=== Exercise goal ===
From the listing below, pull out the lines that hold "name".
------ Data for this task ------
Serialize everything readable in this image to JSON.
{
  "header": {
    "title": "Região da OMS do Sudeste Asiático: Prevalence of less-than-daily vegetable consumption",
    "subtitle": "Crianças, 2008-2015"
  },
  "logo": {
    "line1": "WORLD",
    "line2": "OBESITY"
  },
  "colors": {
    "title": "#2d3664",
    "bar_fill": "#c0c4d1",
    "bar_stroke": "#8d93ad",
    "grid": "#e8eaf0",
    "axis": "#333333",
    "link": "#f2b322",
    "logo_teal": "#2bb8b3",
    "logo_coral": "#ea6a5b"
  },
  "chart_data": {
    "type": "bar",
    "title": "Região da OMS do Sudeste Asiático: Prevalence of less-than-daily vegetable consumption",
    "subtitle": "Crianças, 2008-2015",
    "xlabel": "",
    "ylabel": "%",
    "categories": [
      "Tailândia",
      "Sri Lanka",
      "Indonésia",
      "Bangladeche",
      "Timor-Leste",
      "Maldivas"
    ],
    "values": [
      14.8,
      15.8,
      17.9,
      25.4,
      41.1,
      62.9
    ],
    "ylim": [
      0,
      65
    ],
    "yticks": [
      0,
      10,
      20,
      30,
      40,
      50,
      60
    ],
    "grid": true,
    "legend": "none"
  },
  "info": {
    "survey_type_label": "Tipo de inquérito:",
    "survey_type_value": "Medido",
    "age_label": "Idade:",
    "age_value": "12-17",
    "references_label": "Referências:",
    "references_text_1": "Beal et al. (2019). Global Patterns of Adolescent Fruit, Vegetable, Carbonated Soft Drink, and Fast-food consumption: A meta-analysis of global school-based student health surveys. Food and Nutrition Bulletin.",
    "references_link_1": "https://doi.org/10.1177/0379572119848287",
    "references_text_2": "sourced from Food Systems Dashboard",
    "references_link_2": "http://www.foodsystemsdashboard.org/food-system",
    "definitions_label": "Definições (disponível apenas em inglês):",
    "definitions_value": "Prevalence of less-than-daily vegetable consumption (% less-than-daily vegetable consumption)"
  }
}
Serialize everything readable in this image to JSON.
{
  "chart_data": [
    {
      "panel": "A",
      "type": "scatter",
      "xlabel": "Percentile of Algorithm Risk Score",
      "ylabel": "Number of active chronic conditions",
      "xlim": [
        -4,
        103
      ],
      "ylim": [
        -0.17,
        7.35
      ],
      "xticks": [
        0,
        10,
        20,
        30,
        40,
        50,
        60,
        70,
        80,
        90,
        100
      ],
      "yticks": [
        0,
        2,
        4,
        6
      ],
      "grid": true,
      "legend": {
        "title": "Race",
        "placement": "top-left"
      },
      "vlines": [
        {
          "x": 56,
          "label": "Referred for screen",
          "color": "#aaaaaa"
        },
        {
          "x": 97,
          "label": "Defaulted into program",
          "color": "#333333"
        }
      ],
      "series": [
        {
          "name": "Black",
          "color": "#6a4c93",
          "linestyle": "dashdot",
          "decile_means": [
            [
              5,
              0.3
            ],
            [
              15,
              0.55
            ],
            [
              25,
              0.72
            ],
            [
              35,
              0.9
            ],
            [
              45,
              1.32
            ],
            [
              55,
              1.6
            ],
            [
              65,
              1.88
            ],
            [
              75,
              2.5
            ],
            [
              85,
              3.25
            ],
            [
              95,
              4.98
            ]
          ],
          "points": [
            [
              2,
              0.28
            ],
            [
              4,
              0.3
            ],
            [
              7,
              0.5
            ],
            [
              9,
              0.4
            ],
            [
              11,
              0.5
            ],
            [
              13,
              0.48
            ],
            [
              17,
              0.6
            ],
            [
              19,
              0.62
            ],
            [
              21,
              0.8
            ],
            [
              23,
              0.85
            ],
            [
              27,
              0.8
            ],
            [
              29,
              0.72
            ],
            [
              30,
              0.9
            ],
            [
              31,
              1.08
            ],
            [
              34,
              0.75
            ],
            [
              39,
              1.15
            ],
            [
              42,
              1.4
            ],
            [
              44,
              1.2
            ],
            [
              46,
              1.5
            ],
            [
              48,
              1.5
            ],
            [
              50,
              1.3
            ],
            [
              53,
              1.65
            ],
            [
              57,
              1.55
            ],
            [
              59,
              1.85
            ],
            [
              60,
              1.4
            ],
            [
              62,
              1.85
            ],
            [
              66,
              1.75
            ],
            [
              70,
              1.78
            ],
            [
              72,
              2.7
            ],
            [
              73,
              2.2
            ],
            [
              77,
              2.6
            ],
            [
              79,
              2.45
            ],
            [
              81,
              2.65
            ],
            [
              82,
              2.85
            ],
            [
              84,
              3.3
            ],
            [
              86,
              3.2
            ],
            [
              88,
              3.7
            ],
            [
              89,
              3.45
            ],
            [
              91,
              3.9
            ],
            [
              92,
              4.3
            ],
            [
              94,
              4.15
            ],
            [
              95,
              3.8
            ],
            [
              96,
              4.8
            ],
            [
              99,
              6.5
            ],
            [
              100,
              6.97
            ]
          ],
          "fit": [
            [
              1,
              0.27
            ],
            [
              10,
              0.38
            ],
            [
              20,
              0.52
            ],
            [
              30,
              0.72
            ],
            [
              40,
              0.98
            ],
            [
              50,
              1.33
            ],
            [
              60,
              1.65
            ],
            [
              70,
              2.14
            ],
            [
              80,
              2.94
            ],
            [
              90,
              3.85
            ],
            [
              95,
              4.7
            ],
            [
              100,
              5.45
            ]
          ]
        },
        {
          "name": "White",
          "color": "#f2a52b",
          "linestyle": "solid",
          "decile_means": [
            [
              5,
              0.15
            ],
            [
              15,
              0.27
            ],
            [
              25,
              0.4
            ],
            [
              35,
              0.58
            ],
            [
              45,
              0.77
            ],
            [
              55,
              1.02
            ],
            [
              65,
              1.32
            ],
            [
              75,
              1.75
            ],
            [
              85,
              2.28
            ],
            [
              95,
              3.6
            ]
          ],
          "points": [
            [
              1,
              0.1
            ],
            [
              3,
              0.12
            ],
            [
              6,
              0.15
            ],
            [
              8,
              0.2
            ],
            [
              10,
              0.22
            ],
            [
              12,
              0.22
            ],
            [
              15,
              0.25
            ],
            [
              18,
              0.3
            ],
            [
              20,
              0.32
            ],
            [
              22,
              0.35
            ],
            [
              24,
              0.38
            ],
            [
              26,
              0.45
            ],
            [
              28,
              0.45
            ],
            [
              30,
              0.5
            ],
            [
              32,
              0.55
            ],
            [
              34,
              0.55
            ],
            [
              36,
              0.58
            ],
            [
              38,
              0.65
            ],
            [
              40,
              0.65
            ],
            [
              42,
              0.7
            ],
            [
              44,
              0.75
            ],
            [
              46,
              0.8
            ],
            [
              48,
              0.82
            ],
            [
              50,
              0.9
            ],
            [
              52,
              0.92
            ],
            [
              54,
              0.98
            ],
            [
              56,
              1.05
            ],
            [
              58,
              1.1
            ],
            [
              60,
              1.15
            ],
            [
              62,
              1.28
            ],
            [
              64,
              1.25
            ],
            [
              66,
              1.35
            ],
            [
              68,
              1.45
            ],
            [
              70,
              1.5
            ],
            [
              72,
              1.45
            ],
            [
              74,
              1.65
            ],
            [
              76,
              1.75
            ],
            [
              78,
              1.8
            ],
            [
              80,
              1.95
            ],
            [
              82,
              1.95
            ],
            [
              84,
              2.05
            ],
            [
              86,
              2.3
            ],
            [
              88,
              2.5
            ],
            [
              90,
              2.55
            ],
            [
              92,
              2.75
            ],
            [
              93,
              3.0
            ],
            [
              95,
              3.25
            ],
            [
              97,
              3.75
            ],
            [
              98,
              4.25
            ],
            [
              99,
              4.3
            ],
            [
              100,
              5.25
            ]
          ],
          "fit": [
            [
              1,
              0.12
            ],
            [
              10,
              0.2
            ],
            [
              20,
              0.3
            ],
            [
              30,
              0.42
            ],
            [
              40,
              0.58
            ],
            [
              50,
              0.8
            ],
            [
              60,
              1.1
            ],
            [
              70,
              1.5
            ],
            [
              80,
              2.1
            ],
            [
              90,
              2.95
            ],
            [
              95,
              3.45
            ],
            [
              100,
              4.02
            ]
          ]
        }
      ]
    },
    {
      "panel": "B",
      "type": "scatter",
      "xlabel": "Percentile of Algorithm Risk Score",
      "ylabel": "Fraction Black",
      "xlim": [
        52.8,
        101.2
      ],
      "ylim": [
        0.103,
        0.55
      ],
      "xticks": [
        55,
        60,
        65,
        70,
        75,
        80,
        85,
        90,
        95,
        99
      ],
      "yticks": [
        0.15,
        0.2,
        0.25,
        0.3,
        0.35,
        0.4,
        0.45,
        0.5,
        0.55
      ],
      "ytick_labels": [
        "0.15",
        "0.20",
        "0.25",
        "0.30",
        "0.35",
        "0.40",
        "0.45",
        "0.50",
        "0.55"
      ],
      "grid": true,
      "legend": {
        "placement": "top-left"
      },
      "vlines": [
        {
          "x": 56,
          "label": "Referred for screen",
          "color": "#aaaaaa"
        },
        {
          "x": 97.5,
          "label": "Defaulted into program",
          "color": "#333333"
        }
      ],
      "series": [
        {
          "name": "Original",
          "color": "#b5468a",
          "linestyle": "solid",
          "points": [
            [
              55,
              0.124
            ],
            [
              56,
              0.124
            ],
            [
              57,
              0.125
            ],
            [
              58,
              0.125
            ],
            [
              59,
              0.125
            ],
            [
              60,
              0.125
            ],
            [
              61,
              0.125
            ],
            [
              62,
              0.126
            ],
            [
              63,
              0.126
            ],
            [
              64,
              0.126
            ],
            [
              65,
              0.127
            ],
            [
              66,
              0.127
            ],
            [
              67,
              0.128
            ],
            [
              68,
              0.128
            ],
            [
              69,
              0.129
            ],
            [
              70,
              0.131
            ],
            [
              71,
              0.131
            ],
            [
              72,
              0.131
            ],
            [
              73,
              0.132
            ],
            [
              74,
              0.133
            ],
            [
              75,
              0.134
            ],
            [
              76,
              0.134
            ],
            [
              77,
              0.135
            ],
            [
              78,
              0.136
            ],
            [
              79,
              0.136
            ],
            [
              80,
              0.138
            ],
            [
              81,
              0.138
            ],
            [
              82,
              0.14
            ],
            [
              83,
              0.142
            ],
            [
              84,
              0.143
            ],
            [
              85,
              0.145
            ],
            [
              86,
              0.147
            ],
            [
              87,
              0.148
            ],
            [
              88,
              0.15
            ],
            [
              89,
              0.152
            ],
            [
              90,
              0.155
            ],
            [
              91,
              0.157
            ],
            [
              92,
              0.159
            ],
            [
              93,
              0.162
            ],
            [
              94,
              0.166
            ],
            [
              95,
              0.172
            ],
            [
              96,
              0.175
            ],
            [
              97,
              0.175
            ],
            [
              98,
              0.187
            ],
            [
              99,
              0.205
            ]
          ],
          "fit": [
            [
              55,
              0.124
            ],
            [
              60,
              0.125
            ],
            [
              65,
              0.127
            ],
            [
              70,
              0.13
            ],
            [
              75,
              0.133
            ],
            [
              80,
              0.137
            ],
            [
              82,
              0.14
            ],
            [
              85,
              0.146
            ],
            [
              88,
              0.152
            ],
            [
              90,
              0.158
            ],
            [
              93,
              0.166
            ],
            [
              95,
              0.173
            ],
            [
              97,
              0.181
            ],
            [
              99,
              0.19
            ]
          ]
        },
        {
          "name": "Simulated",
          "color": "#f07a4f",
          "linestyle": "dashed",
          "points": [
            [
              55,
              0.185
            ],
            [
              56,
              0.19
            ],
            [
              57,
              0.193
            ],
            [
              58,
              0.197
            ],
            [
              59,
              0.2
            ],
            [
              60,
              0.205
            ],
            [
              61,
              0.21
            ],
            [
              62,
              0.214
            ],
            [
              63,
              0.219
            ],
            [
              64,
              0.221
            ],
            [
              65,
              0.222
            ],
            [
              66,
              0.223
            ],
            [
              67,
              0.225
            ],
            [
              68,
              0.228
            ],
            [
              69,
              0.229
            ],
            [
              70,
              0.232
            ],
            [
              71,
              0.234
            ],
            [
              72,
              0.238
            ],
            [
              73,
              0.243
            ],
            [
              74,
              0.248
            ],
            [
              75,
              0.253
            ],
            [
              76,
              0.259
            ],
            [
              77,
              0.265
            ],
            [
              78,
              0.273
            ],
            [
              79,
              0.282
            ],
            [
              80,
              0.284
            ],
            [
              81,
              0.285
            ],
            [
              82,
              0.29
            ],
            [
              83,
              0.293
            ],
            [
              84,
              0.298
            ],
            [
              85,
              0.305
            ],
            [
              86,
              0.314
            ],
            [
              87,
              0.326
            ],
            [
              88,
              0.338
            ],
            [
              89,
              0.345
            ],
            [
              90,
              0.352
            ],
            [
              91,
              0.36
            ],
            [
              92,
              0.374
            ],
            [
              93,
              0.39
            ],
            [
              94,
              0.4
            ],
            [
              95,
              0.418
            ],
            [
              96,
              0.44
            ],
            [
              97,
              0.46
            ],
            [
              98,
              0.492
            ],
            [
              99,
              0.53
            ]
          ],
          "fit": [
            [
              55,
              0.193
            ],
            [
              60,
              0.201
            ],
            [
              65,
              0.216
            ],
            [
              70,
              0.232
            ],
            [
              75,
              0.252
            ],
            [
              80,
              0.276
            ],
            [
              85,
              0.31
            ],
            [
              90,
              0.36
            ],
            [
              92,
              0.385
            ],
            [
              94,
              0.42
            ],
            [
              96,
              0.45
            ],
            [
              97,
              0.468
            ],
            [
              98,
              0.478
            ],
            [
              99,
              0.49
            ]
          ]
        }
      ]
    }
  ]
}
------
=== Exercise response ===
          "name": "Black",
          "name": "White",
          "name": "Original",
          "name": "Simulated",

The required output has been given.